The tourists are as colourful as the locals in Kuta's Jalan Legian (Legian Street) and there are more of them so the best thing to do is to think you came here to see the tourists and enjoy it. There are lots of charming villages around the island where you can go to see and meet the Balinese.
No wonder so many tourists come here, the island is beautiful, the people are friendly, the beaches are great and it's not expensive. I had a corner room with balcony in this odd building for only 16 dollars at the Arena Bungalows.
There are are also several expensive first-class hotels like the Kartika Plaza where I enjoyed a show of Balinese dancing presented during dinner.
On my way to Jakarta (and work), I just had to stop in Yogyokarta to see its huge Kraton (Royal Palace), built in 1755 and the two much older sites of Borobudur and Prambanan. Yogyokarta's main Avenue, Jalan Malioboro, changes its name to Jalan Yani near the Kraton in the south and to Jalan Mangkubuni and Jalan Sangali in the north.
An air conditioned room with pool cost me only 12 dollars a night at the Asia-Afrika Hotel near the train station.
I got to the Kraton too early and had to wait a while before they opened the gate. That's how I met this bunch of high school students who were also waiting. Naturally we had a lot questions to ask each other and they even tried to teach me some Bahasa Indonesia which I found rather simple and easy to learn. It would be worthwhile to learn it someday for there is so much to see in this huge and varied archipelago.
The open sided architecture of the Kraton's public halls was well-suited to the hot and humid climate of Java.
This is the stage of a wayang kulit (shadow puppet) theatre which is a characteristic Indonesian art. The puppet master, sitting behind the screen with a light source behind him, manipulates flat leather puppets to tell a story accompanied by traditional gamelan music. You can see several of these puppets on either side of screen. Their shadow profiles are well known by the audience for they represent specific characters from the Hindu Ramanaya and Mahabarata classics.
A gamelan orchestra can consist of only a few or of dozens of musicians working percussion instruments like this lady playing a set of of brass gongs. It produces a very distinctive music found only in Indonesia and parts of Malaysia.
The huge complex of ruined Hindu temples near Prambanan village, a dozen kms from Yogyokarta, bears witness to the glory of the Sanjayas dynasty that built it between the 8th and 10th centuries. The Sanjayas ruled the North from Old Mataram and coexisted with the Buddhist Sailendra dynasty that controlled the south and built the Borobudur Temple around the 9th century.
I did not see much of the temples because I was here only a few hours to attend one of the world famous representations of of the Ramanaya Ballet performed outdoors in the moonlight with a towering Hindu temple as backdrop. Very impressive!
Some 40 kms on the other side of Yogyokarta is the equally important Borobudur Buddhist temple that lay an abandoned and overgrown with jungle for centuries just like Prambanan after the Sanjaya and Sailendra dynasties united and moved to the eastern end of the island of Java.
The temple is built like a stepped pyramid with six galleries decorated with intricate bas relief sculptures inspired by a Buddhist doctrines and Javanese life of 1000 years ago.
The UN named it a World Heritage Monument and invested 21 million dollars to save it from destruction due to poor drainage causing it to slump.
Three more circular terraces on the top are adorned by these hollow stupas inside of which are statues of the Buddha in a variety of classical positions.
In my opinion, the Borobudur Temple is worth making a long detour to visit for it is a world class site along with the likes of Machu Picchu, Teotihuacan, Angkor Wat and the Pyramids.

════════

■ Challenge 1 ■
Output the passage of the travel notes between "The open sided" and "and Mahabarata classics.", inclusive.
The travel notes and the records are unrelated material.

════════

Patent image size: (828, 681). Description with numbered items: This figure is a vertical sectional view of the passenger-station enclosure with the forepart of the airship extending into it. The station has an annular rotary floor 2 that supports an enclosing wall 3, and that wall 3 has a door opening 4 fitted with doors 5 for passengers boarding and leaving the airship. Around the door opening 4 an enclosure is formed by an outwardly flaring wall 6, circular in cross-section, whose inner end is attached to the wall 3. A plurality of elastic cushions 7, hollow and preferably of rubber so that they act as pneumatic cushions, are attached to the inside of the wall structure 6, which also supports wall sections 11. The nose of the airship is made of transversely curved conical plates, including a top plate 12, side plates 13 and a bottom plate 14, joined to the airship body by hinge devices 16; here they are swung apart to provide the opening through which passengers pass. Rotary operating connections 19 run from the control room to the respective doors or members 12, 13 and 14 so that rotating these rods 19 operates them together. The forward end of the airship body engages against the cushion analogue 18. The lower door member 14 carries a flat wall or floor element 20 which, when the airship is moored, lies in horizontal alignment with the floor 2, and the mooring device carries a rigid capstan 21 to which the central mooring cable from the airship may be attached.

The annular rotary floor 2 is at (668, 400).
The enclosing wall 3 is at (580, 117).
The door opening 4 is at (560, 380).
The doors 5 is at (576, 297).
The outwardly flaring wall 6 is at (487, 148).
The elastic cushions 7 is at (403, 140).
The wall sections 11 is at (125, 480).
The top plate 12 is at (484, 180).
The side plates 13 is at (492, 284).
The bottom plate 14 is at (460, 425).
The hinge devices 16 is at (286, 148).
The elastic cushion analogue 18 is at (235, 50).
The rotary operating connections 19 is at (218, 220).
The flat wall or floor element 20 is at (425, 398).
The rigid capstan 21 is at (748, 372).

════════

■ Challenge 2 ■
Edit all of the records, replacing "airship" with "dirigible" and keeping everything else the same.

■ Output 1 ■
The open sided architecture of the Kraton's public halls was well-suited to the hot and humid climate of Java.
This is the stage of a wayang kulit (shadow puppet) theatre which is a characteristic Indonesian art. The puppet master, sitting behind the screen with a light source behind him, manipulates flat leather puppets to tell a story accompanied by traditional gamelan music. You can see several of these puppets on either side of screen. Their shadow profiles are well known by the audience for they represent specific characters from the Hindu Ramanaya and Mahabarata classics.

■ Output 2 ■
Patent image size: (828, 681). Description with numbered items: This figure is a vertical sectional view of the passenger-station enclosure with the forepart of the dirigible extending into it. The station has an annular rotary floor 2 that supports an enclosing wall 3, and that wall 3 has a door opening 4 fitted with doors 5 for passengers boarding and leaving the dirigible. Around the door opening 4 an enclosure is formed by an outwardly flaring wall 6, circular in cross-section, whose inner end is attached to the wall 3. A plurality of elastic cushions 7, hollow and preferably of rubber so that they act as pneumatic cushions, are attached to the inside of the wall structure 6, which also supports wall sections 11. The nose of the dirigible is made of transversely curved conical plates, including a top plate 12, side plates 13 and a bottom plate 14, joined to the dirigible body by hinge devices 16; here they are swung apart to provide the opening through which passengers pass. Rotary operating connections 19 run from the control room to the respective doors or members 12, 13 and 14 so that rotating these rods 19 operates them together. The forward end of the dirigible body engages against the cushion analogue 18. The lower door member 14 carries a flat wall or floor element 20 which, when the dirigible is moored, lies in horizontal alignment with the floor 2, and the mooring device carries a rigid capstan 21 to which the central mooring cable from the dirigible may be attached.

The annular rotary floor 2 is at (668, 400).
The enclosing wall 3 is at (580, 117).
The door opening 4 is at (560, 380).
The doors 5 is at (576, 297).
The outwardly flaring wall 6 is at (487, 148).
The elastic cushions 7 is at (403, 140).
The wall sections 11 is at (125, 480).
The top plate 12 is at (484, 180).
The side plates 13 is at (492, 284).
The bottom plate 14 is at (460, 425).
The hinge devices 16 is at (286, 148).
The elastic cushion analogue 18 is at (235, 50).
The rotary operating connections 19 is at (218, 220).
The flat wall or floor element 20 is at (425, 398).
The rigid capstan 21 is at (748, 372).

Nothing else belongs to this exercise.